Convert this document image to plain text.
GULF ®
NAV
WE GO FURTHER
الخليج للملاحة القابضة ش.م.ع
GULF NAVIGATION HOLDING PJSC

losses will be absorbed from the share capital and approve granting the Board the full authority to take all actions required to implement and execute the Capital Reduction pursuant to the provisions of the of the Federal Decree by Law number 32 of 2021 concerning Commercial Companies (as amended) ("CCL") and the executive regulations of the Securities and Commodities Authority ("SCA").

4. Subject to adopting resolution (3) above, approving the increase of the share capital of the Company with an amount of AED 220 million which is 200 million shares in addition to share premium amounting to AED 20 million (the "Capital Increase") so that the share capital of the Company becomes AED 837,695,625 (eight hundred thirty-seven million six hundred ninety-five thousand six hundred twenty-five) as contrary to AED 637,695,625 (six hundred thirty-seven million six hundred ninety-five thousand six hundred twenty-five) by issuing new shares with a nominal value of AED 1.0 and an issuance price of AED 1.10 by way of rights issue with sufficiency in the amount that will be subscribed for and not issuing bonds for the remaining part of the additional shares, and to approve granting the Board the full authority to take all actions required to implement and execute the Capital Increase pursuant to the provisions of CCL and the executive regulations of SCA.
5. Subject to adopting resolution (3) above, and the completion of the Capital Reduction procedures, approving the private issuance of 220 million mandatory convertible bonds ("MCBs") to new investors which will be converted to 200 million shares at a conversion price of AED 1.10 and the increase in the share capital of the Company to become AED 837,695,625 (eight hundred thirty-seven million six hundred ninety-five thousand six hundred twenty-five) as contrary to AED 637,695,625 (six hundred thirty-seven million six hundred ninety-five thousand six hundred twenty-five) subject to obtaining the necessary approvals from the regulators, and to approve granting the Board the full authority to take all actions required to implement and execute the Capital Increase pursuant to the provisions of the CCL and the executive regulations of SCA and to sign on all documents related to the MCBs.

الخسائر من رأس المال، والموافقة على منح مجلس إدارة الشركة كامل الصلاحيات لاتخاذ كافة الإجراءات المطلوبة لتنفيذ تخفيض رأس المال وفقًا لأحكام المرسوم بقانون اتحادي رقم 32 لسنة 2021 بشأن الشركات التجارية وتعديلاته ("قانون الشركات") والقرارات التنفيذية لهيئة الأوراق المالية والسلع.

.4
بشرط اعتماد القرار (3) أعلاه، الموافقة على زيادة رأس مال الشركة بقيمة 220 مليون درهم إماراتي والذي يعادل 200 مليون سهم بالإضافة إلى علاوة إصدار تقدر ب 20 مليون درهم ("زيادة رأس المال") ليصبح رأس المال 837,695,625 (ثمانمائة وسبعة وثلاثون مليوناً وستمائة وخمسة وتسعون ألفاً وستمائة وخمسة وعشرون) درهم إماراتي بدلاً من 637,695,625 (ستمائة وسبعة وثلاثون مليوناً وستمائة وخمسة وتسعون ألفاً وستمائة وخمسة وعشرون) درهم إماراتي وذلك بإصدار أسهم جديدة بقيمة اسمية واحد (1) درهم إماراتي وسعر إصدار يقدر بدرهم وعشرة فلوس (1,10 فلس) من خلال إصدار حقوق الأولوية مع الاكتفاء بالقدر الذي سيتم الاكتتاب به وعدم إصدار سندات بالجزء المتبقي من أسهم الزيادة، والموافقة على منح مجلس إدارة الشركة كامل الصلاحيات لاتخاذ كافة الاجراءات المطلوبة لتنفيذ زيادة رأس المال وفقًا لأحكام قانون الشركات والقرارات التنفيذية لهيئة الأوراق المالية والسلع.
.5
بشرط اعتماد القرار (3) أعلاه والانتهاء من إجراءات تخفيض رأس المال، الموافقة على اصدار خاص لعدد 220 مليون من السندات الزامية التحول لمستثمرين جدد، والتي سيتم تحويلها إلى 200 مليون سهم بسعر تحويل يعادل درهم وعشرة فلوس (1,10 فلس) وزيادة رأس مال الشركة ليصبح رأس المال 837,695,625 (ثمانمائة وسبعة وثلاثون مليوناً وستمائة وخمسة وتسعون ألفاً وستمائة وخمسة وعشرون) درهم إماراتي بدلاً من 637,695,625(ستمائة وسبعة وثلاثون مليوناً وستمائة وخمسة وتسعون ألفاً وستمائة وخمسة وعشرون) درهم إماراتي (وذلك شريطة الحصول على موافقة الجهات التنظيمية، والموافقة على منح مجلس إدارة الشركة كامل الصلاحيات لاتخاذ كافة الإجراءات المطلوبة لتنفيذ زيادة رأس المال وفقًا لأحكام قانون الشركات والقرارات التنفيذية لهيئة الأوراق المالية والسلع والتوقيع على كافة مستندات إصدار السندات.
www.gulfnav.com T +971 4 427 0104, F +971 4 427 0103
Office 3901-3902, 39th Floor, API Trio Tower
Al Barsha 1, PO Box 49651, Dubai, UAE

**Direction:** All the data must be duplicated exactly, with nothing added or removed.

**Answer to this task:**
Convert this document image to plain text.
GULF ®
NAV
WE GO FURTHER
الخليج للملاحة القابضة ش.م.ع
GULF NAVIGATION HOLDING PJSC

losses will be absorbed from the share capital and approve granting the Board the full authority to take all actions required to implement and execute the Capital Reduction pursuant to the provisions of the of the Federal Decree by Law number 32 of 2021 concerning Commercial Companies (as amended) ("CCL") and the executive regulations of the Securities and Commodities Authority ("SCA").

4. Subject to adopting resolution (3) above, approving the increase of the share capital of the Company with an amount of AED 220 million which is 200 million shares in addition to share premium amounting to AED 20 million (the "Capital Increase") so that the share capital of the Company becomes AED 837,695,625 (eight hundred thirty-seven million six hundred ninety-five thousand six hundred twenty-five) as contrary to AED 637,695,625 (six hundred thirty-seven million six hundred ninety-five thousand six hundred twenty-five) by issuing new shares with a nominal value of AED 1.0 and an issuance price of AED 1.10 by way of rights issue with sufficiency in the amount that will be subscribed for and not issuing bonds for the remaining part of the additional shares, and to approve granting the Board the full authority to take all actions required to implement and execute the Capital Increase pursuant to the provisions of CCL and the executive regulations of SCA.
5. Subject to adopting resolution (3) above, and the completion of the Capital Reduction procedures, approving the private issuance of 220 million mandatory convertible bonds ("MCBs") to new investors which will be converted to 200 million shares at a conversion price of AED 1.10 and the increase in the share capital of the Company to become AED 837,695,625 (eight hundred thirty-seven million six hundred ninety-five thousand six hundred twenty-five) as contrary to AED 637,695,625 (six hundred thirty-seven million six hundred ninety-five thousand six hundred twenty-five) subject to obtaining the necessary approvals from the regulators, and to approve granting the Board the full authority to take all actions required to implement and execute the Capital Increase pursuant to the provisions of the CCL and the executive regulations of SCA and to sign on all documents related to the MCBs.

الخسائر من رأس المال، والموافقة على منح مجلس إدارة الشركة كامل الصلاحيات لاتخاذ كافة الإجراءات المطلوبة لتنفيذ تخفيض رأس المال وفقًا لأحكام المرسوم بقانون اتحادي رقم 32 لسنة 2021 بشأن الشركات التجارية وتعديلاته ("قانون الشركات") والقرارات التنفيذية لهيئة الأوراق المالية والسلع.

.4
بشرط اعتماد القرار (3) أعلاه، الموافقة على زيادة رأس مال الشركة بقيمة 220 مليون درهم إماراتي والذي يعادل 200 مليون سهم بالإضافة إلى علاوة إصدار تقدر ب 20 مليون درهم ("زيادة رأس المال") ليصبح رأس المال 837,695,625 (ثمانمائة وسبعة وثلاثون مليوناً وستمائة وخمسة وتسعون ألفاً وستمائة وخمسة وعشرون) درهم إماراتي بدلاً من 637,695,625 (ستمائة وسبعة وثلاثون مليوناً وستمائة وخمسة وتسعون ألفاً وستمائة وخمسة وعشرون) درهم إماراتي وذلك بإصدار أسهم جديدة بقيمة اسمية واحد (1) درهم إماراتي وسعر إصدار يقدر بدرهم وعشرة فلوس (1,10 فلس) من خلال إصدار حقوق الأولوية مع الاكتفاء بالقدر الذي سيتم الاكتتاب به وعدم إصدار سندات بالجزء المتبقي من أسهم الزيادة، والموافقة على منح مجلس إدارة الشركة كامل الصلاحيات لاتخاذ كافة الاجراءات المطلوبة لتنفيذ زيادة رأس المال وفقًا لأحكام قانون الشركات والقرارات التنفيذية لهيئة الأوراق المالية والسلع.
.5
بشرط اعتماد القرار (3) أعلاه والانتهاء من إجراءات تخفيض رأس المال، الموافقة على اصدار خاص لعدد 220 مليون من السندات الزامية التحول لمستثمرين جدد، والتي سيتم تحويلها إلى 200 مليون سهم بسعر تحويل يعادل درهم وعشرة فلوس (1,10 فلس) وزيادة رأس مال الشركة ليصبح رأس المال 837,695,625 (ثمانمائة وسبعة وثلاثون مليوناً وستمائة وخمسة وتسعون ألفاً وستمائة وخمسة وعشرون) درهم إماراتي بدلاً من 637,695,625(ستمائة وسبعة وثلاثون مليوناً وستمائة وخمسة وتسعون ألفاً وستمائة وخمسة وعشرون) درهم إماراتي (وذلك شريطة الحصول على موافقة الجهات التنظيمية، والموافقة على منح مجلس إدارة الشركة كامل الصلاحيات لاتخاذ كافة الإجراءات المطلوبة لتنفيذ زيادة رأس المال وفقًا لأحكام قانون الشركات والقرارات التنفيذية لهيئة الأوراق المالية والسلع والتوقيع على كافة مستندات إصدار السندات.
www.gulfnav.com T +971 4 427 0104, F +971 4 427 0103
Office 3901-3902, 39th Floor, API Trio Tower
Al Barsha 1, PO Box 49651, Dubai, UAE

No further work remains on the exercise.